> **Supplied data**:
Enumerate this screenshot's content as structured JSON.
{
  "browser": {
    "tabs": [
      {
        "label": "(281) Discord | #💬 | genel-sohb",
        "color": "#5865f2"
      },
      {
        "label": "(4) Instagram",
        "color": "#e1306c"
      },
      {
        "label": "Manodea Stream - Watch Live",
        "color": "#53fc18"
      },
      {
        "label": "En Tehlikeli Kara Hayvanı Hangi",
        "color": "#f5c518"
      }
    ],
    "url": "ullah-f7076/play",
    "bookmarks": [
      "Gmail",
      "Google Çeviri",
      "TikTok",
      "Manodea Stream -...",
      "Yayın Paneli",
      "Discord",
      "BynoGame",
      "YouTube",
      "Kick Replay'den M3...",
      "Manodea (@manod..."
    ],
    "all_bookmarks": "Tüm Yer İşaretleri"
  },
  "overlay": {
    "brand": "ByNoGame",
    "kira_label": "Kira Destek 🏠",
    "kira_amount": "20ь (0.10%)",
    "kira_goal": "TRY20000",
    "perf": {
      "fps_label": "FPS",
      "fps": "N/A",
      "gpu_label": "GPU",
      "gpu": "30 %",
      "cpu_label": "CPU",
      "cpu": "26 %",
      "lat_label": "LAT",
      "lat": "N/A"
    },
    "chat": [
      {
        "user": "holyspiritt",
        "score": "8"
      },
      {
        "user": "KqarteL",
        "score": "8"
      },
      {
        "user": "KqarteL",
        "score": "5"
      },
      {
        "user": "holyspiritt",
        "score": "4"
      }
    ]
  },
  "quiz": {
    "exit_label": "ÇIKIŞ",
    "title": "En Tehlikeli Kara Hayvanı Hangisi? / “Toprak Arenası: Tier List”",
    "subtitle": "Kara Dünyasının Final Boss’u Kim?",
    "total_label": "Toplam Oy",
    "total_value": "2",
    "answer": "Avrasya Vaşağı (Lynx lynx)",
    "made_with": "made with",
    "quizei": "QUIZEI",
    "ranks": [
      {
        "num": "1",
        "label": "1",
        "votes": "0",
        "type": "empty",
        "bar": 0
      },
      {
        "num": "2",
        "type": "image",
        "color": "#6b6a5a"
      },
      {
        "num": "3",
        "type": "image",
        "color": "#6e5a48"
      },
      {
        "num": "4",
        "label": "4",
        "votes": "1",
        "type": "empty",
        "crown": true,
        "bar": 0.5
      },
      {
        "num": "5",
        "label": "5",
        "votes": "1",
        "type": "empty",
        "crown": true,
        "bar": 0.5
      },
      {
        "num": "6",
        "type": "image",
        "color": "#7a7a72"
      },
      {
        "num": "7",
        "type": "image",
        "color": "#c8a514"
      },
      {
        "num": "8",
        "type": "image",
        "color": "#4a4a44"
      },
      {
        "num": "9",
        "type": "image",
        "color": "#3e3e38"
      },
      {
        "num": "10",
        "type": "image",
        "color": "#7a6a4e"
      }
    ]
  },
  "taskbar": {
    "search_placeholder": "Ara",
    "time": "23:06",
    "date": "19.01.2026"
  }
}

> **Exercise**: Extract the listing in its entirety, matching it exactly.

> **Result**:
Enumerate this screenshot's content as structured JSON.
{
  "browser": {
    "tabs": [
      {
        "label": "(281) Discord | #💬 | genel-sohb",
        "color": "#5865f2"
      },
      {
        "label": "(4) Instagram",
        "color": "#e1306c"
      },
      {
        "label": "Manodea Stream - Watch Live",
        "color": "#53fc18"
      },
      {
        "label": "En Tehlikeli Kara Hayvanı Hangi",
        "color": "#f5c518"
      }
    ],
    "url": "ullah-f7076/play",
    "bookmarks": [
      "Gmail",
      "Google Çeviri",
      "TikTok",
      "Manodea Stream -...",
      "Yayın Paneli",
      "Discord",
      "BynoGame",
      "YouTube",
      "Kick Replay'den M3...",
      "Manodea (@manod..."
    ],
    "all_bookmarks": "Tüm Yer İşaretleri"
  },
  "overlay": {
    "brand": "ByNoGame",
    "kira_label": "Kira Destek 🏠",
    "kira_amount": "20ь (0.10%)",
    "kira_goal": "TRY20000",
    "perf": {
      "fps_label": "FPS",
      "fps": "N/A",
      "gpu_label": "GPU",
      "gpu": "30 %",
      "cpu_label": "CPU",
      "cpu": "26 %",
      "lat_label": "LAT",
      "lat": "N/A"
    },
    "chat": [
      {
        "user": "holyspiritt",
        "score": "8"
      },
      {
        "user": "KqarteL",
        "score": "8"
      },
      {
        "user": "KqarteL",
        "score": "5"
      },
      {
        "user": "holyspiritt",
        "score": "4"
      }
    ]
  },
  "quiz": {
    "exit_label": "ÇIKIŞ",
    "title": "En Tehlikeli Kara Hayvanı Hangisi? / “Toprak Arenası: Tier List”",
    "subtitle": "Kara Dünyasının Final Boss’u Kim?",
    "total_label": "Toplam Oy",
    "total_value": "2",
    "answer": "Avrasya Vaşağı (Lynx lynx)",
    "made_with": "made with",
    "quizei": "QUIZEI",
    "ranks": [
      {
        "num": "1",
        "label": "1",
        "votes": "0",
        "type": "empty",
        "bar": 0
      },
      {
        "num": "2",
        "type": "image",
        "color": "#6b6a5a"
      },
      {
        "num": "3",
        "type": "image",
        "color": "#6e5a48"
      },
      {
        "num": "4",
        "label": "4",
        "votes": "1",
        "type": "empty",
        "crown": true,
        "bar": 0.5
      },
      {
        "num": "5",
        "label": "5",
        "votes": "1",
        "type": "empty",
        "crown": true,
        "bar": 0.5
      },
      {
        "num": "6",
        "type": "image",
        "color": "#7a7a72"
      },
      {
        "num": "7",
        "type": "image",
        "color": "#c8a514"
      },
      {
        "num": "8",
        "type": "image",
        "color": "#4a4a44"
      },
      {
        "num": "9",
        "type": "image",
        "color": "#3e3e38"
      },
      {
        "num": "10",
        "type": "image",
        "color": "#7a6a4e"
      }
    ]
  },
  "taskbar": {
    "search_placeholder": "Ara",
    "time": "23:06",
    "date": "19.01.2026"
  }
}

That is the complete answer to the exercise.